Would you transcribe all of the data exactly, down to the last character?

------------------------------

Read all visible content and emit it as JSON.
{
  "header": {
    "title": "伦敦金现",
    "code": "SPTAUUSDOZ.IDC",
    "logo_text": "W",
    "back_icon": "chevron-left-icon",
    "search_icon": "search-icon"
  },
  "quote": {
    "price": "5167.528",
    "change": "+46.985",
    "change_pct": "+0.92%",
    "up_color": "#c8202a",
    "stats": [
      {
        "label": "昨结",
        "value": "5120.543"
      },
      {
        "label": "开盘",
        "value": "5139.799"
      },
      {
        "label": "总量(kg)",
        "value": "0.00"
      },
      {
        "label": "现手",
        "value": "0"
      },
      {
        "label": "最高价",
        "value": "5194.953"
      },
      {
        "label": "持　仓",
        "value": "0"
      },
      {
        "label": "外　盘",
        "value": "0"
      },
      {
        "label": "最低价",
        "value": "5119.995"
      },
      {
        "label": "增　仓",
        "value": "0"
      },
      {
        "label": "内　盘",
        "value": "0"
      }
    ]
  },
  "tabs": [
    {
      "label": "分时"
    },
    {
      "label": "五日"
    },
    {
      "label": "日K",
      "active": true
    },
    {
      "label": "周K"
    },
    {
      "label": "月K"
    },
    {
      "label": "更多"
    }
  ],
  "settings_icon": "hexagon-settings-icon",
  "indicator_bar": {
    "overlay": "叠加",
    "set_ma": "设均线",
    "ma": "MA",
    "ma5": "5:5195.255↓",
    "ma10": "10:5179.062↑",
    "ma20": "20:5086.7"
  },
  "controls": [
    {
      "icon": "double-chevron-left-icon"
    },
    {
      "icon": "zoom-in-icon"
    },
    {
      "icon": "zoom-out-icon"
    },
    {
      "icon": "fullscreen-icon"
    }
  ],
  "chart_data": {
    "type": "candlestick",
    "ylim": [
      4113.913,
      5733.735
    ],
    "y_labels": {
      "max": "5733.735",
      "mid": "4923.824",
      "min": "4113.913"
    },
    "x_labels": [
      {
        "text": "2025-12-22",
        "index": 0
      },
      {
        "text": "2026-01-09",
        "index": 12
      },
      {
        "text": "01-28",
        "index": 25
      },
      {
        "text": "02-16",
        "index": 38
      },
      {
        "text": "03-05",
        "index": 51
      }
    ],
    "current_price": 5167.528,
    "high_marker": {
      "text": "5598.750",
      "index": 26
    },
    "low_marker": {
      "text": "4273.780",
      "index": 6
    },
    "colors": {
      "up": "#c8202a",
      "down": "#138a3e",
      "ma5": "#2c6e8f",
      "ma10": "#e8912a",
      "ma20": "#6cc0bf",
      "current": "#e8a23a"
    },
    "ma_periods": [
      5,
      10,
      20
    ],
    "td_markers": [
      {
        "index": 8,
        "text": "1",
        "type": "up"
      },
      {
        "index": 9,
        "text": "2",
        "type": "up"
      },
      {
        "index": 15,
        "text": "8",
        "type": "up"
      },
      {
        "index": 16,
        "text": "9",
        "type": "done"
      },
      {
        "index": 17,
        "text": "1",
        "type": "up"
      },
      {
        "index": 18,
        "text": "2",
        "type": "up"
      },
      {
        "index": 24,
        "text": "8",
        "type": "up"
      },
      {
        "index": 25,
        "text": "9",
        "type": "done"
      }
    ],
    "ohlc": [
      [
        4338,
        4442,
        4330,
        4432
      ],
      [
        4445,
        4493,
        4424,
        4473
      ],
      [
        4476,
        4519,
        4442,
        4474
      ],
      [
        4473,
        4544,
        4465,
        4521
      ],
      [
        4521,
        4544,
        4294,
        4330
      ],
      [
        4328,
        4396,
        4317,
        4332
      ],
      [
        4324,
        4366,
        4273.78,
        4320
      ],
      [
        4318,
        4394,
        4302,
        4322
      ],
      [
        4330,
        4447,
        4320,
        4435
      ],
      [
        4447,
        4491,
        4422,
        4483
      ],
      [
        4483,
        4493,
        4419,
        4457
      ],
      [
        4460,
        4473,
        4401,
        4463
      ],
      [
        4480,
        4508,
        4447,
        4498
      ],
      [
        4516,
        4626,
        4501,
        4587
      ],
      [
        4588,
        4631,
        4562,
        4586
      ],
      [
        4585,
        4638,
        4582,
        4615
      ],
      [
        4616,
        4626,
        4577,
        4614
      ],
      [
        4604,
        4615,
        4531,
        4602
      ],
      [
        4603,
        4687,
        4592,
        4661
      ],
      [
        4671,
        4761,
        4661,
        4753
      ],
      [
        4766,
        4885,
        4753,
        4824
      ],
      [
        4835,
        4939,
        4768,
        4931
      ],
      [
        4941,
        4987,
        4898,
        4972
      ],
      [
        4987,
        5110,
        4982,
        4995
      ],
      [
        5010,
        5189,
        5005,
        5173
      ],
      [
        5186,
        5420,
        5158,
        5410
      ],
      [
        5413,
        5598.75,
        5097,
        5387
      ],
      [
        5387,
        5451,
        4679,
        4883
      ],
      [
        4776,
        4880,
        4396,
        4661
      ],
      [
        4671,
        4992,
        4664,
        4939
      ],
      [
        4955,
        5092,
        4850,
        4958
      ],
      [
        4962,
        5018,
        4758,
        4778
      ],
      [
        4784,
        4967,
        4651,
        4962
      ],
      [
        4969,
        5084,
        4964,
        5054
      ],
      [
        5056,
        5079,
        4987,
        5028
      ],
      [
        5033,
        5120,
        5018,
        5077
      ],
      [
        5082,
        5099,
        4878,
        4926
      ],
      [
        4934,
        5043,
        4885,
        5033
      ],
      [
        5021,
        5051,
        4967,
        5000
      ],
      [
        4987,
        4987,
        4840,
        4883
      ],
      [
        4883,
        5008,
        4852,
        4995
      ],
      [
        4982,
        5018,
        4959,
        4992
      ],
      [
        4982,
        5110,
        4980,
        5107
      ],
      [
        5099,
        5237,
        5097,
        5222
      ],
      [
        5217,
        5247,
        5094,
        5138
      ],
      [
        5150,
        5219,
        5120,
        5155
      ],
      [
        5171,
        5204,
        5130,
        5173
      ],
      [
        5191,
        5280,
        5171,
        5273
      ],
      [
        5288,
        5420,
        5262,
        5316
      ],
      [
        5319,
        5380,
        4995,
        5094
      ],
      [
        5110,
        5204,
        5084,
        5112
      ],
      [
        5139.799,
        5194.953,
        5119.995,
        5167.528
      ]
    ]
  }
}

------------------------------

Task solution:
Read all visible content and emit it as JSON.
{
  "header": {
    "title": "伦敦金现",
    "code": "SPTAUUSDOZ.IDC",
    "logo_text": "W",
    "back_icon": "chevron-left-icon",
    "search_icon": "search-icon"
  },
  "quote": {
    "price": "5167.528",
    "change": "+46.985",
    "change_pct": "+0.92%",
    "up_color": "#c8202a",
    "stats": [
      {
        "label": "昨结",
        "value": "5120.543"
      },
      {
        "label": "开盘",
        "value": "5139.799"
      },
      {
        "label": "总量(kg)",
        "value": "0.00"
      },
      {
        "label": "现手",
        "value": "0"
      },
      {
        "label": "最高价",
        "value": "5194.953"
      },
      {
        "label": "持　仓",
        "value": "0"
      },
      {
        "label": "外　盘",
        "value": "0"
      },
      {
        "label": "最低价",
        "value": "5119.995"
      },
      {
        "label": "增　仓",
        "value": "0"
      },
      {
        "label": "内　盘",
        "value": "0"
      }
    ]
  },
  "tabs": [
    {
      "label": "分时"
    },
    {
      "label": "五日"
    },
    {
      "label": "日K",
      "active": true
    },
    {
      "label": "周K"
    },
    {
      "label": "月K"
    },
    {
      "label": "更多"
    }
  ],
  "settings_icon": "hexagon-settings-icon",
  "indicator_bar": {
    "overlay": "叠加",
    "set_ma": "设均线",
    "ma": "MA",
    "ma5": "5:5195.255↓",
    "ma10": "10:5179.062↑",
    "ma20": "20:5086.7"
  },
  "controls": [
    {
      "icon": "double-chevron-left-icon"
    },
    {
      "icon": "zoom-in-icon"
    },
    {
      "icon": "zoom-out-icon"
    },
    {
      "icon": "fullscreen-icon"
    }
  ],
  "chart_data": {
    "type": "candlestick",
    "ylim": [
      4113.913,
      5733.735
    ],
    "y_labels": {
      "max": "5733.735",
      "mid": "4923.824",
      "min": "4113.913"
    },
    "x_labels": [
      {
        "text": "2025-12-22",
        "index": 0
      },
      {
        "text": "2026-01-09",
        "index": 12
      },
      {
        "text": "01-28",
        "index": 25
      },
      {
        "text": "02-16",
        "index": 38
      },
      {
        "text": "03-05",
        "index": 51
      }
    ],
    "current_price": 5167.528,
    "high_marker": {
      "text": "5598.750",
      "index": 26
    },
    "low_marker": {
      "text": "4273.780",
      "index": 6
    },
    "colors": {
      "up": "#c8202a",
      "down": "#138a3e",
      "ma5": "#2c6e8f",
      "ma10": "#e8912a",
      "ma20": "#6cc0bf",
      "current": "#e8a23a"
    },
    "ma_periods": [
      5,
      10,
      20
    ],
    "td_markers": [
      {
        "index": 8,
        "text": "1",
        "type": "up"
      },
      {
        "index": 9,
        "text": "2",
        "type": "up"
      },
      {
        "index": 15,
        "text": "8",
        "type": "up"
      },
      {
        "index": 16,
        "text": "9",
        "type": "done"
      },
      {
        "index": 17,
        "text": "1",
        "type": "up"
      },
      {
        "index": 18,
        "text": "2",
        "type": "up"
      },
      {
        "index": 24,
        "text": "8",
        "type": "up"
      },
      {
        "index": 25,
        "text": "9",
        "type": "done"
      }
    ],
    "ohlc": [
      [
        4338,
        4442,
        4330,
        4432
      ],
      [
        4445,
        4493,
        4424,
        4473
      ],
      [
        4476,
        4519,
        4442,
        4474
      ],
      [
        4473,
        4544,
        4465,
        4521
      ],
      [
        4521,
        4544,
        4294,
        4330
      ],
      [
        4328,
        4396,
        4317,
        4332
      ],
      [
        4324,
        4366,
        4273.78,
        4320
      ],
      [
        4318,
        4394,
        4302,
        4322
      ],
      [
        4330,
        4447,
        4320,
        4435
      ],
      [
        4447,
        4491,
        4422,
        4483
      ],
      [
        4483,
        4493,
        4419,
        4457
      ],
      [
        4460,
        4473,
        4401,
        4463
      ],
      [
        4480,
        4508,
        4447,
        4498
      ],
      [
        4516,
        4626,
        4501,
        4587
      ],
      [
        4588,
        4631,
        4562,
        4586
      ],
      [
        4585,
        4638,
        4582,
        4615
      ],
      [
        4616,
        4626,
        4577,
        4614
      ],
      [
        4604,
        4615,
        4531,
        4602
      ],
      [
        4603,
        4687,
        4592,
        4661
      ],
      [
        4671,
        4761,
        4661,
        4753
      ],
      [
        4766,
        4885,
        4753,
        4824
      ],
      [
        4835,
        4939,
        4768,
        4931
      ],
      [
        4941,
        4987,
        4898,
        4972
      ],
      [
        4987,
        5110,
        4982,
        4995
      ],
      [
        5010,
        5189,
        5005,
        5173
      ],
      [
        5186,
        5420,
        5158,
        5410
      ],
      [
        5413,
        5598.75,
        5097,
        5387
      ],
      [
        5387,
        5451,
        4679,
        4883
      ],
      [
        4776,
        4880,
        4396,
        4661
      ],
      [
        4671,
        4992,
        4664,
        4939
      ],
      [
        4955,
        5092,
        4850,
        4958
      ],
      [
        4962,
        5018,
        4758,
        4778
      ],
      [
        4784,
        4967,
        4651,
        4962
      ],
      [
        4969,
        5084,
        4964,
        5054
      ],
      [
        5056,
        5079,
        4987,
        5028
      ],
      [
        5033,
        5120,
        5018,
        5077
      ],
      [
        5082,
        5099,
        4878,
        4926
      ],
      [
        4934,
        5043,
        4885,
        5033
      ],
      [
        5021,
        5051,
        4967,
        5000
      ],
      [
        4987,
        4987,
        4840,
        4883
      ],
      [
        4883,
        5008,
        4852,
        4995
      ],
      [
        4982,
        5018,
        4959,
        4992
      ],
      [
        4982,
        5110,
        4980,
        5107
      ],
      [
        5099,
        5237,
        5097,
        5222
      ],
      [
        5217,
        5247,
        5094,
        5138
      ],
      [
        5150,
        5219,
        5120,
        5155
      ],
      [
        5171,
        5204,
        5130,
        5173
      ],
      [
        5191,
        5280,
        5171,
        5273
      ],
      [
        5288,
        5420,
        5262,
        5316
      ],
      [
        5319,
        5380,
        4995,
        5094
      ],
      [
        5110,
        5204,
        5084,
        5112
      ],
      [
        5139.799,
        5194.953,
        5119.995,
        5167.528
      ]
    ]
  }
}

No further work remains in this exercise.